_Data excerpts_:

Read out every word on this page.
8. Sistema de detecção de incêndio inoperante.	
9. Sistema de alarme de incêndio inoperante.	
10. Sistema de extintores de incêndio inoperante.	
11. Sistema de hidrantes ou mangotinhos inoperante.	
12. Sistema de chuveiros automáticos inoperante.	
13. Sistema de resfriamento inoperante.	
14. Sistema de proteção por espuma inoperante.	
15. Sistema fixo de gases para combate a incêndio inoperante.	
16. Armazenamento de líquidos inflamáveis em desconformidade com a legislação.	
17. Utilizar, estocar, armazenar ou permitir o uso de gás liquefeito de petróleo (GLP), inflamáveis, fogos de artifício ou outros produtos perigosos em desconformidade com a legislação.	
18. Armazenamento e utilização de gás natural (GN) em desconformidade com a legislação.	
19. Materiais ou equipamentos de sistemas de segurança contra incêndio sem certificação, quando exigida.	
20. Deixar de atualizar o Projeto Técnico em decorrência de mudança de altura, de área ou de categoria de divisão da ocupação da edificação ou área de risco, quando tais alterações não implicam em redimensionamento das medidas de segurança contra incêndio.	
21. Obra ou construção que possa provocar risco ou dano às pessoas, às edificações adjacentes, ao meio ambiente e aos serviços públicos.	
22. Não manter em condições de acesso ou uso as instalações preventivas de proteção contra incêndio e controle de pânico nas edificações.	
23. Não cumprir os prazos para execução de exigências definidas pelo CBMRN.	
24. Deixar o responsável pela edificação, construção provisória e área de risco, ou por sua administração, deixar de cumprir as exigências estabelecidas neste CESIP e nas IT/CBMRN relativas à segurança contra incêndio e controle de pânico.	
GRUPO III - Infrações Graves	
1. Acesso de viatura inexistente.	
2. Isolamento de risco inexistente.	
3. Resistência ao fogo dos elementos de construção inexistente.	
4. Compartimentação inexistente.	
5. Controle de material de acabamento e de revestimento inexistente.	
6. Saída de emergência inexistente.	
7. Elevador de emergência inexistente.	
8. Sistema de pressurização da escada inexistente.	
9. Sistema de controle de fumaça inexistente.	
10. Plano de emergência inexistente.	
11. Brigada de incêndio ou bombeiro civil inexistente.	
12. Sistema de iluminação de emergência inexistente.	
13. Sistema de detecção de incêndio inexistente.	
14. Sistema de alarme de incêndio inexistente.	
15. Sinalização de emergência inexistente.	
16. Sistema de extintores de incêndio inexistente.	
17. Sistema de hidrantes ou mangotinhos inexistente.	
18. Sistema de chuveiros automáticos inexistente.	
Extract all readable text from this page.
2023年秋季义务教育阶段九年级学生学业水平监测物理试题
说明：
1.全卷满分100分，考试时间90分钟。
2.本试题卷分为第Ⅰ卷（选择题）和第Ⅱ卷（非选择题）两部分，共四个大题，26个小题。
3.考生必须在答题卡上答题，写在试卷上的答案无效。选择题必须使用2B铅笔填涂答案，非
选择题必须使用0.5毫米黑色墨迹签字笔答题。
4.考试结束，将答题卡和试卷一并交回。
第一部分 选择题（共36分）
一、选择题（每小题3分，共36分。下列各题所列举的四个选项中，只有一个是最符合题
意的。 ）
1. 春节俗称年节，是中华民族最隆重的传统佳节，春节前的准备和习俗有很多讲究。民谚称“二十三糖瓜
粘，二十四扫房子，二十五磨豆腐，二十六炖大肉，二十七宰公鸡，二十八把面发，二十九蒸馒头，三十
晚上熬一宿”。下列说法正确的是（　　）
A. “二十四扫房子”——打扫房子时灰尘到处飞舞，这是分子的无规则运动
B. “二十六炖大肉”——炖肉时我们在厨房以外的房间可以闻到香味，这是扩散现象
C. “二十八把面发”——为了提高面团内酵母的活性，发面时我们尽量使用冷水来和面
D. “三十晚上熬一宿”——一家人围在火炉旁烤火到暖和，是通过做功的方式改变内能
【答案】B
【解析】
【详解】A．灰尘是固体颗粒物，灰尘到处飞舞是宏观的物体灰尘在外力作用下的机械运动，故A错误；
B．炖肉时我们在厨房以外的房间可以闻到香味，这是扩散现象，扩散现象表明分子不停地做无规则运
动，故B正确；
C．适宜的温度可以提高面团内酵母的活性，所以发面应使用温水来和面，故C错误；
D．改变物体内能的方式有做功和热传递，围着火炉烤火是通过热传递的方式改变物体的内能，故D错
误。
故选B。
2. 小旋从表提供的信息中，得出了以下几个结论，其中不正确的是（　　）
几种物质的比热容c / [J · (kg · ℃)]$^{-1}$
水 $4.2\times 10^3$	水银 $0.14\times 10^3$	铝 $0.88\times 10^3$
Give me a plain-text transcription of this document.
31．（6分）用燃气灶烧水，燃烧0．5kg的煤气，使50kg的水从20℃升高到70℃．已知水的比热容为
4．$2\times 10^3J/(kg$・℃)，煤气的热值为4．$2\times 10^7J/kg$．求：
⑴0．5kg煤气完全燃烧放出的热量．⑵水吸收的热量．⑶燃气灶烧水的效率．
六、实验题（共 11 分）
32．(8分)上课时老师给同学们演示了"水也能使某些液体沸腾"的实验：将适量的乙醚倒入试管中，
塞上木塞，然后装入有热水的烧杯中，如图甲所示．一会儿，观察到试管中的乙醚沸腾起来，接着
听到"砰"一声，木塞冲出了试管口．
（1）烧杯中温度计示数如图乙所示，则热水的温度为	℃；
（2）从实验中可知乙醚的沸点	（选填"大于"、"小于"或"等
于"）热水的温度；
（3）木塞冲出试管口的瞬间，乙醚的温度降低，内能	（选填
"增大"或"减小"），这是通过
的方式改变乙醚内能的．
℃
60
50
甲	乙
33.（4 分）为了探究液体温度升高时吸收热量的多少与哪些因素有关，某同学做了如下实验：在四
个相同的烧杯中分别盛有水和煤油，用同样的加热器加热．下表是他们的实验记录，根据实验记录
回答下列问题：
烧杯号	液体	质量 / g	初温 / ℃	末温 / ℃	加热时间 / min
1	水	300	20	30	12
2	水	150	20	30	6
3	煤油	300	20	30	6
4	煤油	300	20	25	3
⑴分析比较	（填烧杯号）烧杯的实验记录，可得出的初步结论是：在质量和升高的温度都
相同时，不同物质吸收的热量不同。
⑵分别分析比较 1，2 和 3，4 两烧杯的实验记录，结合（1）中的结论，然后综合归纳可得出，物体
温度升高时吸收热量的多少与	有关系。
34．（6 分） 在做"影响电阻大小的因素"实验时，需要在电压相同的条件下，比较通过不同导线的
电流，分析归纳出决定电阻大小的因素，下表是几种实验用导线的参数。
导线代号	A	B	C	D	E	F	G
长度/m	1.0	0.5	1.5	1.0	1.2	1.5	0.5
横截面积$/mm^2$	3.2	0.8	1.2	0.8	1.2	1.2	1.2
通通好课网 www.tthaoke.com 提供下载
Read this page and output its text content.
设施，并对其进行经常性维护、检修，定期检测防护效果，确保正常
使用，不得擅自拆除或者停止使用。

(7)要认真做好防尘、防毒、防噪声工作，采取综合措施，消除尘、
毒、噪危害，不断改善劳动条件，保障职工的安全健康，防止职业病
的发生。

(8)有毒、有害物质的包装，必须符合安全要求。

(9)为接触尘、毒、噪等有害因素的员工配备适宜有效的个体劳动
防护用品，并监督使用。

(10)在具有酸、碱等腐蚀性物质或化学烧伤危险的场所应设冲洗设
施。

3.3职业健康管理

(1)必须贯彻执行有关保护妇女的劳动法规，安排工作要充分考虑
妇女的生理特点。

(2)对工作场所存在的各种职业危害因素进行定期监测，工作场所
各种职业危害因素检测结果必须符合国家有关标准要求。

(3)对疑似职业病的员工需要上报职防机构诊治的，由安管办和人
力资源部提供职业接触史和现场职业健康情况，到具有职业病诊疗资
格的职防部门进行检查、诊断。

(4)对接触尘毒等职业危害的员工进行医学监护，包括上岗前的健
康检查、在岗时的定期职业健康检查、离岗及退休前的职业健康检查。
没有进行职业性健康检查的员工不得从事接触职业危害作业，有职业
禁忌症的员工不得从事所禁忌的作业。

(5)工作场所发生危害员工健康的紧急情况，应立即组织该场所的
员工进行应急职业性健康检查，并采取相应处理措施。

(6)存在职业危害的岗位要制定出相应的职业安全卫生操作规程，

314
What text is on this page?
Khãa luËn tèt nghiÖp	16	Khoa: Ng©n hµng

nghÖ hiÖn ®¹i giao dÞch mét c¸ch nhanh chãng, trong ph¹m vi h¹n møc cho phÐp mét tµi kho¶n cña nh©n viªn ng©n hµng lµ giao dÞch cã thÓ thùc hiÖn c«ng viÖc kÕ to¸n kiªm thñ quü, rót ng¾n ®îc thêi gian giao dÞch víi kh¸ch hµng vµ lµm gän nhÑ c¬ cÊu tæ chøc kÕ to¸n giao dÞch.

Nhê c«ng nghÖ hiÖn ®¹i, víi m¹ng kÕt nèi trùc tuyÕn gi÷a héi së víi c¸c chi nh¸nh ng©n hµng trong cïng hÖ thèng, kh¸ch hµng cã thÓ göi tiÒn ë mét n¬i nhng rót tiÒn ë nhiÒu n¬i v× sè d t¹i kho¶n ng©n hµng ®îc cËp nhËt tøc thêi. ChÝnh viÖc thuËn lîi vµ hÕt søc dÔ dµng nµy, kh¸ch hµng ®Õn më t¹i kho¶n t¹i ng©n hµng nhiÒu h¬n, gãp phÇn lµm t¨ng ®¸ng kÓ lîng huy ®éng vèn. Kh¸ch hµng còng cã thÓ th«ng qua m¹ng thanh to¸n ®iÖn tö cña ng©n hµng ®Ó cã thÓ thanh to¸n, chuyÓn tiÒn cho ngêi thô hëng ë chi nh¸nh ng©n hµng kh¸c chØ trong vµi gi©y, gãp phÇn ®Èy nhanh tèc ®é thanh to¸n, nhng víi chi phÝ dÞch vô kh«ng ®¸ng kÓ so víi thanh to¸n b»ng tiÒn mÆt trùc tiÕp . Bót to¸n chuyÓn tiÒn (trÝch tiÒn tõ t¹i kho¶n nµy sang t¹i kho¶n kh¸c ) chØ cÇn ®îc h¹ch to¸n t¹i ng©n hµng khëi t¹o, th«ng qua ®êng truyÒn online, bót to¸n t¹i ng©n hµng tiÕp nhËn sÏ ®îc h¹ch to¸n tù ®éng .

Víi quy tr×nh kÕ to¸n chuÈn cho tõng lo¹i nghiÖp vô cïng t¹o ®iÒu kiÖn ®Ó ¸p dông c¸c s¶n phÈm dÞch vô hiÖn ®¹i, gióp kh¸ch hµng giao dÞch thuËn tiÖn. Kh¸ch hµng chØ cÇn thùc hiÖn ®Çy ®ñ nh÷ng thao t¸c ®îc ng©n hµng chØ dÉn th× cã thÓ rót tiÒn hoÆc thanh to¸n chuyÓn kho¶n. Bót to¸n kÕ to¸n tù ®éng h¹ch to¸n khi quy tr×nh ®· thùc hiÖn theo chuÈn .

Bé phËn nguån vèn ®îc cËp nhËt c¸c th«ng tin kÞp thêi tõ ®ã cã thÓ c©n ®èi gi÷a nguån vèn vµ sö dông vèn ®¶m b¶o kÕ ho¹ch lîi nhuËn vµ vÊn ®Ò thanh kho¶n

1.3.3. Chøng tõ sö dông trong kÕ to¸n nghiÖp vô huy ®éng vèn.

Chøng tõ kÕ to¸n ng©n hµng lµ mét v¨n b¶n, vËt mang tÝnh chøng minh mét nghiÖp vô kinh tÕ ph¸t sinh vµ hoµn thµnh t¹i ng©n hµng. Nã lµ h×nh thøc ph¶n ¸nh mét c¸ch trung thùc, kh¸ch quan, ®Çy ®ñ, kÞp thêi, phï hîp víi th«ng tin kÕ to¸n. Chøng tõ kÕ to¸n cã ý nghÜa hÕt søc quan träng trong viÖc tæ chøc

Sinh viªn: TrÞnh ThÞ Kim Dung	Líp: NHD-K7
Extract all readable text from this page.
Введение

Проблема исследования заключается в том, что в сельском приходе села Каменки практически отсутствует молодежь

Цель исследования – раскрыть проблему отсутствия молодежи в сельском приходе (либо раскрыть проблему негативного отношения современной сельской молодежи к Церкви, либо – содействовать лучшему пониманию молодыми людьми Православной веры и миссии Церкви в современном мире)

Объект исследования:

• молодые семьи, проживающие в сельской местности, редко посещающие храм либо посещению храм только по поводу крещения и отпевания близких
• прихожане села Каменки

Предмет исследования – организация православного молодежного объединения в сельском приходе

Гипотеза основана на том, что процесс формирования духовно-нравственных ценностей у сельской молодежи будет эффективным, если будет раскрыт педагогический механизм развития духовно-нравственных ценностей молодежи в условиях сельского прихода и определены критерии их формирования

_Given exercise_: Answer with one number only: how many lines above contain the word "quando".

_Task output_: 2